**WHAT YOU SHOULD DO**
Count every line that has the word "start". Give the number, without anything more.

* begin MATERIAL SUPPLIED *

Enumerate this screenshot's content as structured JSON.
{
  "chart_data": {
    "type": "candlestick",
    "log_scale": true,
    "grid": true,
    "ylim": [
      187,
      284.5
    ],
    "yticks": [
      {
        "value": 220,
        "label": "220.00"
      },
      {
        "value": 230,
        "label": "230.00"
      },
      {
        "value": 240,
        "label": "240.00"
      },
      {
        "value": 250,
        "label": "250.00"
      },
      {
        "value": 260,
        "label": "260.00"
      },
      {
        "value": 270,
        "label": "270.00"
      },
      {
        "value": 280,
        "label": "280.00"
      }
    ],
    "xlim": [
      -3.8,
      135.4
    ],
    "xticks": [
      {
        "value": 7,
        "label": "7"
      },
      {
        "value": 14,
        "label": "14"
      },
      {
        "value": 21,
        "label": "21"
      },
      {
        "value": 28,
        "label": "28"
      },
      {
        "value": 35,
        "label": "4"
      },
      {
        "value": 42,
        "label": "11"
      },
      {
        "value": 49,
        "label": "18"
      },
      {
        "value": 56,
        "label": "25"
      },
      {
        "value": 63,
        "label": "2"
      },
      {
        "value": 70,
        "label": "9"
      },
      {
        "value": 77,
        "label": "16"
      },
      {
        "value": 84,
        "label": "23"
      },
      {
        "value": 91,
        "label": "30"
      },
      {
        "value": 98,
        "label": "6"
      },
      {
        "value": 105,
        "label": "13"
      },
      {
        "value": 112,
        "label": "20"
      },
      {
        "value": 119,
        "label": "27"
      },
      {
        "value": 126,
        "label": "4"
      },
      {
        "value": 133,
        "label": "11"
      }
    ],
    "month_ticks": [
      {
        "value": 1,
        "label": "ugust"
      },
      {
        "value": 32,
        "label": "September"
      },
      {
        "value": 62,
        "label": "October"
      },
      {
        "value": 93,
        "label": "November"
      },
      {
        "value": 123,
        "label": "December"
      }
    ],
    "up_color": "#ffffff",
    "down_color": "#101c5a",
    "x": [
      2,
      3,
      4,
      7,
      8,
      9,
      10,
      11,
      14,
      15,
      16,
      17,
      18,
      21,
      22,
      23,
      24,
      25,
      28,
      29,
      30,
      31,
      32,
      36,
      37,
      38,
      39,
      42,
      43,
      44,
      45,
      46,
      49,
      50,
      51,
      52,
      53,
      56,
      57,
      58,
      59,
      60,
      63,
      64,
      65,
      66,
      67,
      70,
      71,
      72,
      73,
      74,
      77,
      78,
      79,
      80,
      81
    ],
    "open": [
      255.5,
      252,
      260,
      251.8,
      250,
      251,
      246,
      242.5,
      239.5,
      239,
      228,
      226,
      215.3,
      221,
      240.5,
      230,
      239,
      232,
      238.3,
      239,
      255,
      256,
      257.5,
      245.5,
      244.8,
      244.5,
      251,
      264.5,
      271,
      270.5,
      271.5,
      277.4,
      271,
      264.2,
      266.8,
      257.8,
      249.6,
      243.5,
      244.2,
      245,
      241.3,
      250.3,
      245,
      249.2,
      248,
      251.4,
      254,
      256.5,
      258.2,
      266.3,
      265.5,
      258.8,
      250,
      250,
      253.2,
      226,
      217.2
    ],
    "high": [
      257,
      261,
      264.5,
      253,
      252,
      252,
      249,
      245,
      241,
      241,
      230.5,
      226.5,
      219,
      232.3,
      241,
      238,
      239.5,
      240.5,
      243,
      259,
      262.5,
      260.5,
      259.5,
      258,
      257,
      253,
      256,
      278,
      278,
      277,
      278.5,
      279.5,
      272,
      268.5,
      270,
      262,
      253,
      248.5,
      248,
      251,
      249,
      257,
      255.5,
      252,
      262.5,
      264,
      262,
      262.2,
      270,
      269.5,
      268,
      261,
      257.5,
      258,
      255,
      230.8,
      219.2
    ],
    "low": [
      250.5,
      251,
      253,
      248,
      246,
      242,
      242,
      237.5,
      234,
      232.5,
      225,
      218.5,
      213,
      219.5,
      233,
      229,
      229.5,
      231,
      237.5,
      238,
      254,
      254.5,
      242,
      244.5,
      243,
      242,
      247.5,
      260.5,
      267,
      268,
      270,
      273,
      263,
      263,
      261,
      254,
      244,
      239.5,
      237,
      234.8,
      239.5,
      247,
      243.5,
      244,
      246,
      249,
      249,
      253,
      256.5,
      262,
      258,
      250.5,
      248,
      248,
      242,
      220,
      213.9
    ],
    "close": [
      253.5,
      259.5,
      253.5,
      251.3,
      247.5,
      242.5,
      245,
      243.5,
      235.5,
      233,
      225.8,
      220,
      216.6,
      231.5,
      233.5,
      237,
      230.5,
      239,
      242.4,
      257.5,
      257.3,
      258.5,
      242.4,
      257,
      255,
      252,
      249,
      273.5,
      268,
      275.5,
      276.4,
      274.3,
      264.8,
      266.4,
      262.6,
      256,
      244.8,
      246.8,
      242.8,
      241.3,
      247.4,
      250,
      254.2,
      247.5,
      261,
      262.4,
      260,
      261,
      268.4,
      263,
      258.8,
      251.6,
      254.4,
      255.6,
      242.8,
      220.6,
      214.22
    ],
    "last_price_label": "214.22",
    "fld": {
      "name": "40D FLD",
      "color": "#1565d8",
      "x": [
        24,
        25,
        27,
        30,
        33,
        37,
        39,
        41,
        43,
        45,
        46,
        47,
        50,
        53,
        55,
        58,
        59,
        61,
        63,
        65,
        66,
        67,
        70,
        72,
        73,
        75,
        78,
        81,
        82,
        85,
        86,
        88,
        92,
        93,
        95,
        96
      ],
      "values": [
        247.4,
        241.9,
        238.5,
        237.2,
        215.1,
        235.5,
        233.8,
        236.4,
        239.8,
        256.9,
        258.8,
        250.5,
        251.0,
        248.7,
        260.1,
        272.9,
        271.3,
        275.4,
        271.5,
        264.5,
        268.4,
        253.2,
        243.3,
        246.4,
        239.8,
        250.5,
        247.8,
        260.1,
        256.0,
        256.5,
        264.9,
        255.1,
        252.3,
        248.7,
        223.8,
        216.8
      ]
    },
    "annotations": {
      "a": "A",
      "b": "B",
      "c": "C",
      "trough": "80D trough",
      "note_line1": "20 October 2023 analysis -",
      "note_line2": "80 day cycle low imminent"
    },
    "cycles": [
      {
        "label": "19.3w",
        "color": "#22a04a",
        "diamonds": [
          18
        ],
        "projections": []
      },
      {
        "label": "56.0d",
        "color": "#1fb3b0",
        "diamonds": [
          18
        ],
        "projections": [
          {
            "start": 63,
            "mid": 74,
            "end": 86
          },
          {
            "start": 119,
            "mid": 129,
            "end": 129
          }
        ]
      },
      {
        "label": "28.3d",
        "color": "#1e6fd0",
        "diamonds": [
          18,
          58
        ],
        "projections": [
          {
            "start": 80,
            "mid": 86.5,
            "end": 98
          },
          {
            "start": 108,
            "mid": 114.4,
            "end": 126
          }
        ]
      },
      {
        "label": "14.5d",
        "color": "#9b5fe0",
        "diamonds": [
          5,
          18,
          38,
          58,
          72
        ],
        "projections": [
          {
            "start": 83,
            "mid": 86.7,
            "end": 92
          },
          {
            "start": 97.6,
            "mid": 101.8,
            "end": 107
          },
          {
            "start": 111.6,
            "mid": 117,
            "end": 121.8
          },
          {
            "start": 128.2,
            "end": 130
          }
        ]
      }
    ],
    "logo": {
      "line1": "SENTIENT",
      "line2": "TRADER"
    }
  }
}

* end MATERIAL SUPPLIED *

**EXERCISE RESULT**
8